>> BEGIN DATA LISTING

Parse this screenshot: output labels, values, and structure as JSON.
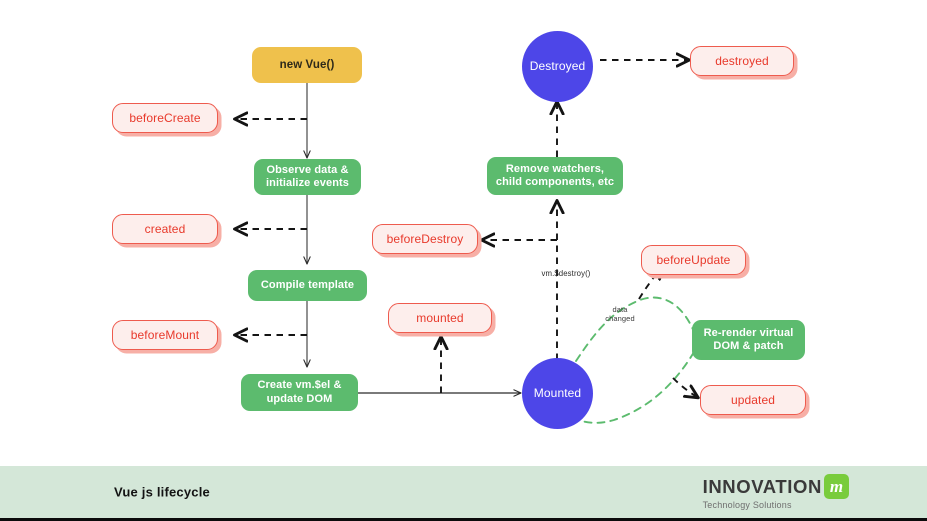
{
  "diagram": {
    "title": "Vue js lifecycle",
    "colors": {
      "start": "#EFC14C",
      "process": "#5CBB6E",
      "hook_fill": "#FDEEEC",
      "hook_border": "#EE5B4E",
      "hook_text": "#E8392B",
      "hook_shadow": "#F7AFA6",
      "state": "#4D46E8",
      "solid_edge": "#2b2b2b",
      "dashed_edge": "#141414",
      "data_edge": "#5CBB6E",
      "footer_bg": "#D4E7D8",
      "logo_mark": "#79CC3C"
    },
    "nodes": [
      {
        "id": "new-vue",
        "kind": "start",
        "label": "new Vue()"
      },
      {
        "id": "before-create",
        "kind": "hook",
        "label": "beforeCreate"
      },
      {
        "id": "observe-data",
        "kind": "process",
        "label": "Observe data &\ninitialize events"
      },
      {
        "id": "created",
        "kind": "hook",
        "label": "created"
      },
      {
        "id": "compile-template",
        "kind": "process",
        "label": "Compile template"
      },
      {
        "id": "before-mount",
        "kind": "hook",
        "label": "beforeMount"
      },
      {
        "id": "create-vm-el",
        "kind": "process",
        "label": "Create vm.$el &\nupdate DOM"
      },
      {
        "id": "mounted-hook",
        "kind": "hook",
        "label": "mounted"
      },
      {
        "id": "mounted-state",
        "kind": "state",
        "label": "Mounted"
      },
      {
        "id": "before-update",
        "kind": "hook",
        "label": "beforeUpdate"
      },
      {
        "id": "re-render",
        "kind": "process",
        "label": "Re-render virtual\nDOM & patch"
      },
      {
        "id": "updated",
        "kind": "hook",
        "label": "updated"
      },
      {
        "id": "before-destroy",
        "kind": "hook",
        "label": "beforeDestroy"
      },
      {
        "id": "remove-watchers",
        "kind": "process",
        "label": "Remove watchers,\nchild components, etc"
      },
      {
        "id": "destroyed-state",
        "kind": "state",
        "label": "Destroyed"
      },
      {
        "id": "destroyed-hook",
        "kind": "hook",
        "label": "destroyed"
      }
    ],
    "edge_labels": [
      {
        "id": "vm-destroy",
        "text": "vm.$destroy()"
      },
      {
        "id": "data-changed",
        "text": "data\nchanged"
      }
    ]
  },
  "footer": {
    "title": "Vue js lifecycle",
    "logo_word": "INNOVATION",
    "logo_mark": "m",
    "logo_sub": "Technology Solutions"
  }
}
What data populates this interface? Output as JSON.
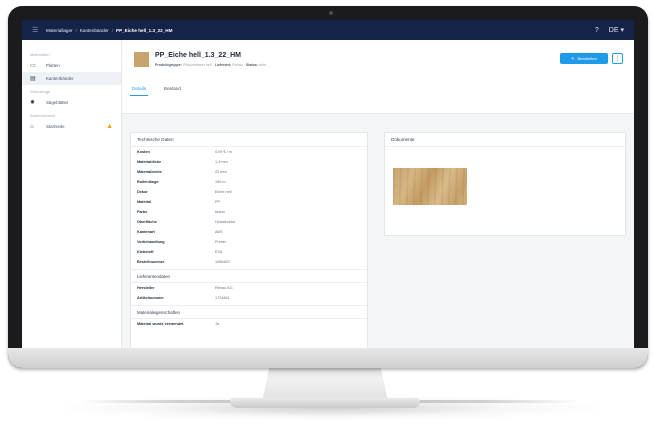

>> END DATA LISTING

_DIRECTIONS:_ Return every line of the records exactly as given, pictures excluded.

_EXERCISE OUTPUT:_
Parse this screenshot: output labels, values, and structure as JSON.
{
  "diagram": {
    "title": "Vue js lifecycle",
    "colors": {
      "start": "#EFC14C",
      "process": "#5CBB6E",
      "hook_fill": "#FDEEEC",
      "hook_border": "#EE5B4E",
      "hook_text": "#E8392B",
      "hook_shadow": "#F7AFA6",
      "state": "#4D46E8",
      "solid_edge": "#2b2b2b",
      "dashed_edge": "#141414",
      "data_edge": "#5CBB6E",
      "footer_bg": "#D4E7D8",
      "logo_mark": "#79CC3C"
    },
    "nodes": [
      {
        "id": "new-vue",
        "kind": "start",
        "label": "new Vue()"
      },
      {
        "id": "before-create",
        "kind": "hook",
        "label": "beforeCreate"
      },
      {
        "id": "observe-data",
        "kind": "process",
        "label": "Observe data &\ninitialize events"
      },
      {
        "id": "created",
        "kind": "hook",
        "label": "created"
      },
      {
        "id": "compile-template",
        "kind": "process",
        "label": "Compile template"
      },
      {
        "id": "before-mount",
        "kind": "hook",
        "label": "beforeMount"
      },
      {
        "id": "create-vm-el",
        "kind": "process",
        "label": "Create vm.$el &\nupdate DOM"
      },
      {
        "id": "mounted-hook",
        "kind": "hook",
        "label": "mounted"
      },
      {
        "id": "mounted-state",
        "kind": "state",
        "label": "Mounted"
      },
      {
        "id": "before-update",
        "kind": "hook",
        "label": "beforeUpdate"
      },
      {
        "id": "re-render",
        "kind": "process",
        "label": "Re-render virtual\nDOM & patch"
      },
      {
        "id": "updated",
        "kind": "hook",
        "label": "updated"
      },
      {
        "id": "before-destroy",
        "kind": "hook",
        "label": "beforeDestroy"
      },
      {
        "id": "remove-watchers",
        "kind": "process",
        "label": "Remove watchers,\nchild components, etc"
      },
      {
        "id": "destroyed-state",
        "kind": "state",
        "label": "Destroyed"
      },
      {
        "id": "destroyed-hook",
        "kind": "hook",
        "label": "destroyed"
      }
    ],
    "edge_labels": [
      {
        "id": "vm-destroy",
        "text": "vm.$destroy()"
      },
      {
        "id": "data-changed",
        "text": "data\nchanged"
      }
    ]
  },
  "footer": {
    "title": "Vue js lifecycle",
    "logo_word": "INNOVATION",
    "logo_mark": "m",
    "logo_sub": "Technology Solutions"
  }
}
What data populates this interface? Output as JSON.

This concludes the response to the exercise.